Copy the data below exactly.

──────

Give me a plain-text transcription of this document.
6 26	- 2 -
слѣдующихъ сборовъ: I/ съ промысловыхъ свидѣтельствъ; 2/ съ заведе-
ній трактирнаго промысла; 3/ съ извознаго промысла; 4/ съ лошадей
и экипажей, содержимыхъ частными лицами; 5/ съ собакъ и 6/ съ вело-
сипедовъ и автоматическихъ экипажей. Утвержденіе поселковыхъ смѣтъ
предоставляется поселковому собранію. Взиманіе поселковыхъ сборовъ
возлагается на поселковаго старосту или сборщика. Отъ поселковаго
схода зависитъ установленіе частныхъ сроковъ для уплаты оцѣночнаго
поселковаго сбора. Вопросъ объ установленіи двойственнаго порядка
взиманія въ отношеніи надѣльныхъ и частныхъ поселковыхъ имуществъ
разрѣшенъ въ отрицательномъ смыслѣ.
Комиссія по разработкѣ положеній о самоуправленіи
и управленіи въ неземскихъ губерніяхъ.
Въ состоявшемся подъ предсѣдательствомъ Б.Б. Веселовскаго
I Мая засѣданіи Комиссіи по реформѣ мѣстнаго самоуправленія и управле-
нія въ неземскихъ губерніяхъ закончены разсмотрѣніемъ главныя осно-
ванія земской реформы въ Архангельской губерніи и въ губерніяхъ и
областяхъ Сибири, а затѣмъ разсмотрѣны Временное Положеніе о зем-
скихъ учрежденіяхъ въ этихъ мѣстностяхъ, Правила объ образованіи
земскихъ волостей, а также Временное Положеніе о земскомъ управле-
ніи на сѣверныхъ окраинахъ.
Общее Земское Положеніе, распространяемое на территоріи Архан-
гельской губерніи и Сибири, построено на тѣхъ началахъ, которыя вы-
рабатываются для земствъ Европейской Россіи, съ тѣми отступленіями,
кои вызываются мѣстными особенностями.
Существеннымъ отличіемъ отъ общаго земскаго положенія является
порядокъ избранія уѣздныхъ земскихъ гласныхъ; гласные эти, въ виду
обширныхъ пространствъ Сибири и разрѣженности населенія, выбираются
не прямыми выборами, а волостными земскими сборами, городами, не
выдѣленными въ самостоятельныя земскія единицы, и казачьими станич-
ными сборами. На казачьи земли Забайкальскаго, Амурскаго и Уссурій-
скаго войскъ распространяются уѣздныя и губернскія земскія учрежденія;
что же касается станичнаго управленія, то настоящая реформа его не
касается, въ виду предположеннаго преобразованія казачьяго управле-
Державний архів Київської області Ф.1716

──────

Answer to this exercise
Give me a plain-text transcription of this document.
6 26	- 2 -
слѣдующихъ сборовъ: I/ съ промысловыхъ свидѣтельствъ; 2/ съ заведе-
ній трактирнаго промысла; 3/ съ извознаго промысла; 4/ съ лошадей
и экипажей, содержимыхъ частными лицами; 5/ съ собакъ и 6/ съ вело-
сипедовъ и автоматическихъ экипажей. Утвержденіе поселковыхъ смѣтъ
предоставляется поселковому собранію. Взиманіе поселковыхъ сборовъ
возлагается на поселковаго старосту или сборщика. Отъ поселковаго
схода зависитъ установленіе частныхъ сроковъ для уплаты оцѣночнаго
поселковаго сбора. Вопросъ объ установленіи двойственнаго порядка
взиманія въ отношеніи надѣльныхъ и частныхъ поселковыхъ имуществъ
разрѣшенъ въ отрицательномъ смыслѣ.
Комиссія по разработкѣ положеній о самоуправленіи
и управленіи въ неземскихъ губерніяхъ.
Въ состоявшемся подъ предсѣдательствомъ Б.Б. Веселовскаго
I Мая засѣданіи Комиссіи по реформѣ мѣстнаго самоуправленія и управле-
нія въ неземскихъ губерніяхъ закончены разсмотрѣніемъ главныя осно-
ванія земской реформы въ Архангельской губерніи и въ губерніяхъ и
областяхъ Сибири, а затѣмъ разсмотрѣны Временное Положеніе о зем-
скихъ учрежденіяхъ въ этихъ мѣстностяхъ, Правила объ образованіи
земскихъ волостей, а также Временное Положеніе о земскомъ управле-
ніи на сѣверныхъ окраинахъ.
Общее Земское Положеніе, распространяемое на территоріи Архан-
гельской губерніи и Сибири, построено на тѣхъ началахъ, которыя вы-
рабатываются для земствъ Европейской Россіи, съ тѣми отступленіями,
кои вызываются мѣстными особенностями.
Существеннымъ отличіемъ отъ общаго земскаго положенія является
порядокъ избранія уѣздныхъ земскихъ гласныхъ; гласные эти, въ виду
обширныхъ пространствъ Сибири и разрѣженности населенія, выбираются
не прямыми выборами, а волостными земскими сборами, городами, не
выдѣленными въ самостоятельныя земскія единицы, и казачьими станич-
ными сборами. На казачьи земли Забайкальскаго, Амурскаго и Уссурій-
скаго войскъ распространяются уѣздныя и губернскія земскія учрежденія;
что же касается станичнаго управленія, то настоящая реформа его не
касается, въ виду предположеннаго преобразованія казачьяго управле-
Державний архів Київської області Ф.1716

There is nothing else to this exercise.